Material supplied>
※ ※ ※
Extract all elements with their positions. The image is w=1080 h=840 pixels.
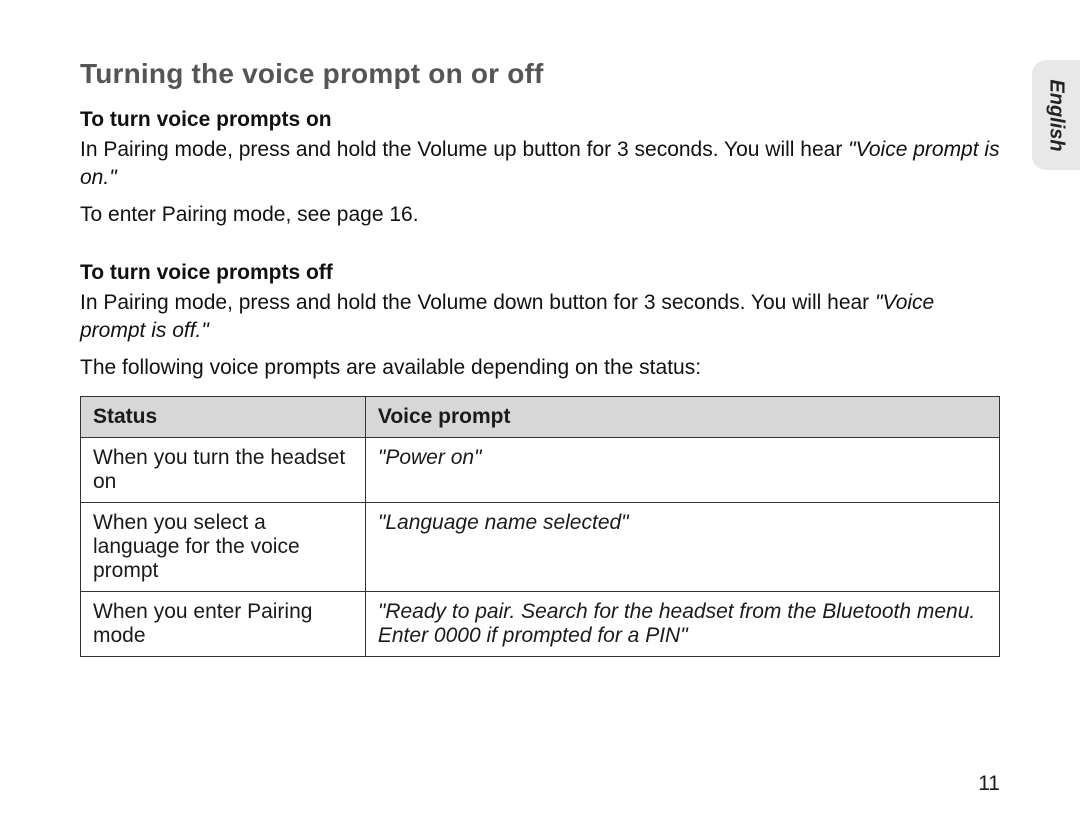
- para-voice-off-1: In Pairing mode, press and hold the Volu…: [80, 289, 1000, 346]
- cell-status: When you enter Pairing mode: [81, 592, 366, 657]
- text-fragment: In Pairing mode, press and hold the Volu…: [80, 138, 848, 161]
- cell-prompt: "Power on": [365, 438, 999, 503]
- table-header-row: Status Voice prompt: [81, 397, 1000, 438]
- table-row: When you select a language for the voice…: [81, 503, 1000, 592]
- table-row: When you turn the headset on "Power on": [81, 438, 1000, 503]
- para-voice-off-2: The following voice prompts are availabl…: [80, 354, 1000, 382]
- cell-status: When you select a language for the voice…: [81, 503, 366, 592]
- cell-prompt: "Language name selected": [365, 503, 999, 592]
- voice-prompt-table: Status Voice prompt When you turn the he…: [80, 396, 1000, 657]
- text-fragment: In Pairing mode, press and hold the Volu…: [80, 291, 875, 314]
- cell-prompt: "Ready to pair. Search for the headset f…: [365, 592, 999, 657]
- page-title: Turning the voice prompt on or off: [80, 58, 1000, 90]
- heading-voice-on: To turn voice prompts on: [80, 108, 1000, 132]
- language-tab-label: English: [1045, 79, 1068, 151]
- table-row: When you enter Pairing mode "Ready to pa…: [81, 592, 1000, 657]
- manual-page: English Turning the voice prompt on or o…: [0, 0, 1080, 840]
- th-status: Status: [81, 397, 366, 438]
- heading-voice-off: To turn voice prompts off: [80, 261, 1000, 285]
- th-voice-prompt: Voice prompt: [365, 397, 999, 438]
- language-tab: English: [1032, 60, 1080, 170]
- cell-status: When you turn the headset on: [81, 438, 366, 503]
- page-number: 11: [978, 772, 1000, 796]
- para-voice-on-1: In Pairing mode, press and hold the Volu…: [80, 136, 1000, 193]
- para-voice-on-2: To enter Pairing mode, see page 16.: [80, 201, 1000, 229]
※ ※ ※
Exercise prompt>
Copy every row above word for word, but leave out the pictures.

Exercise answer>
Extract all elements with their positions. The image is w=1080 h=840 pixels.
- para-voice-off-1: In Pairing mode, press and hold the Volu…: [80, 289, 1000, 346]
- cell-status: When you enter Pairing mode: [81, 592, 366, 657]
- text-fragment: In Pairing mode, press and hold the Volu…: [80, 138, 848, 161]
- cell-prompt: "Power on": [365, 438, 999, 503]
- table-header-row: Status Voice prompt: [81, 397, 1000, 438]
- table-row: When you select a language for the voice…: [81, 503, 1000, 592]
- table-row: When you turn the headset on "Power on": [81, 438, 1000, 503]
- para-voice-off-2: The following voice prompts are availabl…: [80, 354, 1000, 382]
- cell-status: When you select a language for the voice…: [81, 503, 366, 592]
- cell-prompt: "Language name selected": [365, 503, 999, 592]
- voice-prompt-table: Status Voice prompt When you turn the he…: [80, 396, 1000, 657]
- text-fragment: In Pairing mode, press and hold the Volu…: [80, 291, 875, 314]
- cell-prompt: "Ready to pair. Search for the headset f…: [365, 592, 999, 657]
- page-title: Turning the voice prompt on or off: [80, 58, 1000, 90]
- heading-voice-on: To turn voice prompts on: [80, 108, 1000, 132]
- language-tab-label: English: [1045, 79, 1068, 151]
- table-row: When you enter Pairing mode "Ready to pa…: [81, 592, 1000, 657]
- manual-page: English Turning the voice prompt on or o…: [0, 0, 1080, 840]
- th-status: Status: [81, 397, 366, 438]
- heading-voice-off: To turn voice prompts off: [80, 261, 1000, 285]
- th-voice-prompt: Voice prompt: [365, 397, 999, 438]
- language-tab: English: [1032, 60, 1080, 170]
- cell-status: When you turn the headset on: [81, 438, 366, 503]
- page-number: 11: [978, 772, 1000, 796]
- para-voice-on-1: In Pairing mode, press and hold the Volu…: [80, 136, 1000, 193]
- para-voice-on-2: To enter Pairing mode, see page 16.: [80, 201, 1000, 229]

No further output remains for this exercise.